## begin EXCERPTED TEXT

Today, a friend of mine was sharing  heartbreak of the apparent imminent demise of a beloved dog.
When people know you are a “dog-person”, they frequently share their concerns, joys, and frustrations with you. Which is fine.  You are somewhat of a canine oriented  Obi Wan Kenobi.

Our conversation got me to thinking about all the dogs who have padded their way through Lovely Bride’s and my lives. This in turn got me thinking about that unique creature; “the first dog.”

During the course of a lifetime, you will probably own a dog.  It is safe to assume if you had more than one dog, you have therefore possessed your “first dog”.

Within the realm of logic, higher math, and marriage statistics, this would be correct. Within the realm of dog ownership, such an assumption is utterly and patently false. In the mysterious dog universe, the laws of logic and reason cease to exist.

As we shall see, there are many “firsts”….

Recall your childhood and that lumbering, slobbering four-legged terror that cohabitated your parent’s home with you?  You may be tempted to refer to the beast as “your first dog”.  HA!  Nothing can be further from the truth! This creature, (selected by your parents with the intention of being “your dog”) was no more “yours” than are Prince Charles’s polo ponies. Unless you happen to be Prince Charles in which case the polo ponies are yours.

But I digress.

The dog viewed you with a rather aloof, “don’t-bother-me-kid” attitude. From the
canine’s point of view, Mom and Dad were the true pack-leaders. The dog was next on the
organization chart. You, dear reader, were a lower ranking, smelly, obnoxious, noisy pack mate. As a result of this philosophy, the arrogant, stuck-up animal pretty much completely ignored you.

## end EXCERPTED TEXT

WHAT IS ASKED —
A. In the piece about first dogs, whom does the childhood family dog regard as the true pack-leaders?
B. Go on with the piece about first dogs, picking up right after its last sentence.

## begin DATA EXTRACT

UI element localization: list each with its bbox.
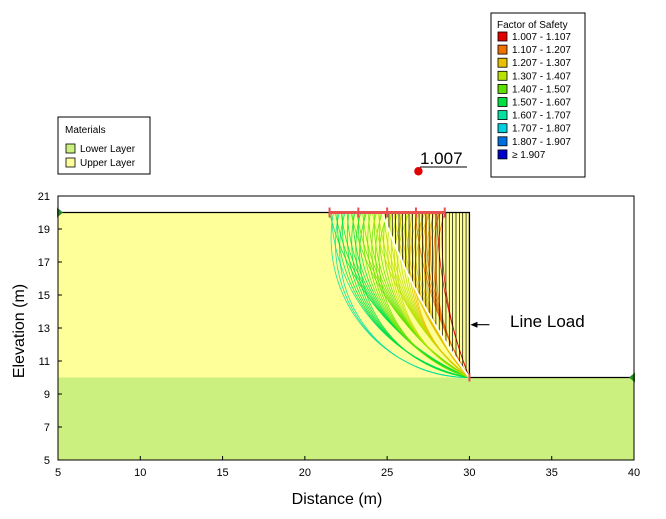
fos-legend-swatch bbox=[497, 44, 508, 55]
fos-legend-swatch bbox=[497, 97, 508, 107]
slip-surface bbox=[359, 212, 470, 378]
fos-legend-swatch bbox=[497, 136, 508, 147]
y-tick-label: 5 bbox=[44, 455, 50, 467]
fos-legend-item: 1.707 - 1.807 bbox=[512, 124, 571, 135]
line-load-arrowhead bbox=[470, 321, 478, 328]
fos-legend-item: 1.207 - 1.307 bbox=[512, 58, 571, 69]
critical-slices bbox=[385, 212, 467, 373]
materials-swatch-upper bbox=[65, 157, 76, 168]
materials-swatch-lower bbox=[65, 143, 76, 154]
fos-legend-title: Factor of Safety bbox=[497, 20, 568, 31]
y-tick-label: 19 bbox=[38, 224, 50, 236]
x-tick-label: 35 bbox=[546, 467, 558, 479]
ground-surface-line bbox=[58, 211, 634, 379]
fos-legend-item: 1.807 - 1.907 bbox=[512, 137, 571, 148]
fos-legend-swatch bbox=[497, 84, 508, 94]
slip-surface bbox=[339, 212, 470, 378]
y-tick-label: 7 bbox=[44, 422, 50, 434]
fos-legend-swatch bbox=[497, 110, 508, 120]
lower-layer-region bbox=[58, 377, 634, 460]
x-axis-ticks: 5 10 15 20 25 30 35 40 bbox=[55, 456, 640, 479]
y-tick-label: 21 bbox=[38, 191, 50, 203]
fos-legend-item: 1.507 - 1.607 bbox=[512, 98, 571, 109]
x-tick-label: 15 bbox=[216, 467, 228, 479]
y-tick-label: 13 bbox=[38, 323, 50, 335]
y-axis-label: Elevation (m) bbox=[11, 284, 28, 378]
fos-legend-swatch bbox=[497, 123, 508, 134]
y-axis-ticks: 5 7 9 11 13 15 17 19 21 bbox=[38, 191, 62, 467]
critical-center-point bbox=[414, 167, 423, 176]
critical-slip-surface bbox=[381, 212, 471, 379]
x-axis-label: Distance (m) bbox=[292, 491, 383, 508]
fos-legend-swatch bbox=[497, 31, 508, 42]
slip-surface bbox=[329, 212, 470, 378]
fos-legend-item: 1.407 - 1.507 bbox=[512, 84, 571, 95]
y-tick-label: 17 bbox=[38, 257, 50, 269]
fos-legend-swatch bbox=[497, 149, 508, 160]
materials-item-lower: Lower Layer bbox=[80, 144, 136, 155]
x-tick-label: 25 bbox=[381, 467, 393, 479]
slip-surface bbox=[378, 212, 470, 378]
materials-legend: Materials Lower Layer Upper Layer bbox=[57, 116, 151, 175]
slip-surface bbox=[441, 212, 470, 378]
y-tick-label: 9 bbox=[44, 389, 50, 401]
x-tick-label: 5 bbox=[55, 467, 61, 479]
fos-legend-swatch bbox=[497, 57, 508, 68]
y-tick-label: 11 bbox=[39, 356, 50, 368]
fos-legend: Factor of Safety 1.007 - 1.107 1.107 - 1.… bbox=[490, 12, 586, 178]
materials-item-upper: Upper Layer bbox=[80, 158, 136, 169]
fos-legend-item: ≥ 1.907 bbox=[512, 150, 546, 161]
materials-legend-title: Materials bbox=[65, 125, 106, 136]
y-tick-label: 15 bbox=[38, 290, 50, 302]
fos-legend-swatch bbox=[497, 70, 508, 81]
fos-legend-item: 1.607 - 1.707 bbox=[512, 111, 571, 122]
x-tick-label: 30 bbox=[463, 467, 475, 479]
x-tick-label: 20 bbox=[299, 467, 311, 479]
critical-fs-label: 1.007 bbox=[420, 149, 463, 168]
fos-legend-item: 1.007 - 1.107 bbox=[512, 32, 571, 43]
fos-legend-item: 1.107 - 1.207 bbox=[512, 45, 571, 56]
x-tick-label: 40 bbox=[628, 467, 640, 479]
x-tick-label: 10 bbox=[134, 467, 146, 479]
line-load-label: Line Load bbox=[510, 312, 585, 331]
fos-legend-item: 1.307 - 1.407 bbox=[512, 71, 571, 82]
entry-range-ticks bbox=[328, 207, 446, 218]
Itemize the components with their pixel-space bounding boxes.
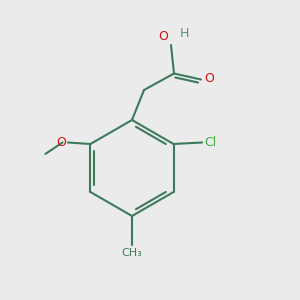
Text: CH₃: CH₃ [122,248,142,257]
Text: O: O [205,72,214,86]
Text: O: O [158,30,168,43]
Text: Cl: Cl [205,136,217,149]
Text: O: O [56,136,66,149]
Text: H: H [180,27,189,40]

## end DATA EXTRACT

RESPONSES IN ORDER —
A. Mom and Dad.

B.
As time passes, you find yourself gazing out the window, beholding the beauty of Creation.
You muse:  “Gee, I’d like to get a hunting dog.”, or “a sled dog”, or “a conformation dog”
or “ a semi-intelligent dog”. You carefully consider all the options. Do you rescue a dog?
Do you contact breeders?  Make a visit to the local shelter? 

Finally you make your choice. You take the plunge. You get a dog. Sometimes, in a weak moment, you may decide to get a hunting, sled-pulling, breed ring, agility dog… all in the same dog!  The difficult part is finding a really good bird dog that can also run in the Iditarod Sled Dog Race.

Since you picked her out, brought her home, convinced your spouse you would care for her, this is your “first dog”. Congratulations!  You now get to feed, groom, walk, drive to the vet, pay the vet, and clean up after her.

Why do you do this? Is it to fulfill the deep-seated need to nurture? Is it the innate human desire to bond with another creature? The answer is quite simple:   Mom and Dad are not around to do this all for you!

This dog must certainly be “Dog Number 2”, correct?  Wrong! 

This is your first, pure-bred-with-a lineage-going-back-to-Moses- kennel-club-registered-sire-and-dam with-an-alphabet-before-and-behind-their-names-CH-CD-UDX-LlD-PhD-dog.  The cost of this dog is roughly the equivalent of a year’s tuition at a really good Ivy League university. And you co-own the critter!


This is the puppy you cradle in your arms, feeling that indescribably soft fur against your chin and cheeks. You deeply inhale that sweet, primal puppy aroma. This is the dog who nuzzles under your earlobe communicating with that little puppy “murf-murf” sound which captivates your heart.

This is a little life, totally dependent upon you to care for. You are only beginning to realize the treasures you are about to reap in return.

This is the dog that truly tests the fabric of your marriage. The dog who blissfully shreds your wife’s carefully, lovingly, expensively preserved wedding gown. The gown she envisioned seeing a grand-daughter walking  down the aisle in one day.

 This is the dog who gleefully transforms the geranium bed into its private latrine. This is the dog whom you  permit to sleep in bed with you. Under the covers, in fact.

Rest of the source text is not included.